Chart and figure data

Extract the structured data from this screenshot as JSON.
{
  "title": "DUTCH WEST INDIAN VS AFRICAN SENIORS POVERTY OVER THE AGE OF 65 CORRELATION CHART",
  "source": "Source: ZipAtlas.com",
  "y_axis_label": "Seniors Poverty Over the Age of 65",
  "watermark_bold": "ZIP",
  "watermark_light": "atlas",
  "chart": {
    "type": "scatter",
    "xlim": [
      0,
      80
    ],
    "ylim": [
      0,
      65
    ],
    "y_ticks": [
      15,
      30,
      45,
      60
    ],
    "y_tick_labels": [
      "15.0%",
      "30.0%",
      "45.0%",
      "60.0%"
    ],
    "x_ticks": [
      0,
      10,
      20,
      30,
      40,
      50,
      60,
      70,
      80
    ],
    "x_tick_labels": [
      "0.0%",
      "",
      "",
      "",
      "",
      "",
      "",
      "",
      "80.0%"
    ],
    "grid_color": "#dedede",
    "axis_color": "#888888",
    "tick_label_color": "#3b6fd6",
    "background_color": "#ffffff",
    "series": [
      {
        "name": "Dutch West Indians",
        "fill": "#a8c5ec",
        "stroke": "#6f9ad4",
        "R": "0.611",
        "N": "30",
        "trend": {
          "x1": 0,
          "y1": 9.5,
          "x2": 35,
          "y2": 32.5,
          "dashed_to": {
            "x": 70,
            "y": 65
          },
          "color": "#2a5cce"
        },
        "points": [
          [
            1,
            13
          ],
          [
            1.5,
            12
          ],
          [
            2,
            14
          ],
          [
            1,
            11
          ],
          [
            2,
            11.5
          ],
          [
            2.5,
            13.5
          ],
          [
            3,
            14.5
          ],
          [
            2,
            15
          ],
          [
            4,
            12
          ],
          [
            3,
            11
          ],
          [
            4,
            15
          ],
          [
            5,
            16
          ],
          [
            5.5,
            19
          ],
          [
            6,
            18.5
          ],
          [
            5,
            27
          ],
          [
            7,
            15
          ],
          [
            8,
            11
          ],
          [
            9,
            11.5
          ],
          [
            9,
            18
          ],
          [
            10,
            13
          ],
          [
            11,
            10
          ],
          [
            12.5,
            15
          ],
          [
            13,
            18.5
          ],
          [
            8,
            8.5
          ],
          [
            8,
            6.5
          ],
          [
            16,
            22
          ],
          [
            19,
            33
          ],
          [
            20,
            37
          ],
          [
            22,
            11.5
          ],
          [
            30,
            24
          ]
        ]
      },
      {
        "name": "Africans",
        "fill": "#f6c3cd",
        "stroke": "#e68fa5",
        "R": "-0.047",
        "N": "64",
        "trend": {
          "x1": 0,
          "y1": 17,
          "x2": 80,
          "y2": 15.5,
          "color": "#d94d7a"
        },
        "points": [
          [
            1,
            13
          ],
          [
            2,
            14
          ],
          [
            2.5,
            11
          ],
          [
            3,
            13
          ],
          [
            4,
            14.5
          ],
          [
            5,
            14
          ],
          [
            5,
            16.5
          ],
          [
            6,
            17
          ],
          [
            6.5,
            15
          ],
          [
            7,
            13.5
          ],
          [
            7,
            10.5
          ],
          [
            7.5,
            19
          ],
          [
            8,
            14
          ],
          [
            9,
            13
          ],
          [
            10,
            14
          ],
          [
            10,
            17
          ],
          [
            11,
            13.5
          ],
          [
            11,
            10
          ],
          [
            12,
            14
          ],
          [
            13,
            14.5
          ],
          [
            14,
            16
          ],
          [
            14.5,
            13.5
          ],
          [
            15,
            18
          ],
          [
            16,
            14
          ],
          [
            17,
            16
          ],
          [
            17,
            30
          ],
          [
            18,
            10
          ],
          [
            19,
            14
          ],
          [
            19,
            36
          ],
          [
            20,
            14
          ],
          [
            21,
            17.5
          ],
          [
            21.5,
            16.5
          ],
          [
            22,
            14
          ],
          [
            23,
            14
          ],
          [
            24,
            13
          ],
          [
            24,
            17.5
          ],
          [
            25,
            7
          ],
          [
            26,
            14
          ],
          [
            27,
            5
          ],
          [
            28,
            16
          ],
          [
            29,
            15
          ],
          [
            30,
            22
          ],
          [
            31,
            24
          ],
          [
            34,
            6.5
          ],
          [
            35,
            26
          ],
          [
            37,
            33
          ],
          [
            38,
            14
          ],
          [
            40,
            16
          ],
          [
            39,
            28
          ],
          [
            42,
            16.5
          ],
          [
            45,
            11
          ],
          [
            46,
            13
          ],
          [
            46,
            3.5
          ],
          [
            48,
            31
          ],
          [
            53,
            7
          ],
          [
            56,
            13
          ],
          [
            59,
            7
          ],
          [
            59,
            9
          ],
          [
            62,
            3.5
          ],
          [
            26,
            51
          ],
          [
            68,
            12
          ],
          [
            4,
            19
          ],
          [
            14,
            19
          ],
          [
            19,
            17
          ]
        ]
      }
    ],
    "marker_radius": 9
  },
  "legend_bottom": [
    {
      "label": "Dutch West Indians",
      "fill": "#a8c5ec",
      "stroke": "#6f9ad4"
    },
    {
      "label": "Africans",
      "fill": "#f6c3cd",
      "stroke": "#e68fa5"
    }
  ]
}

What is required -
Check each line of the records for the word "Indians", and show the lines that contain it.

Result -
        "name": "Dutch West Indians",
      "label": "Dutch West Indians",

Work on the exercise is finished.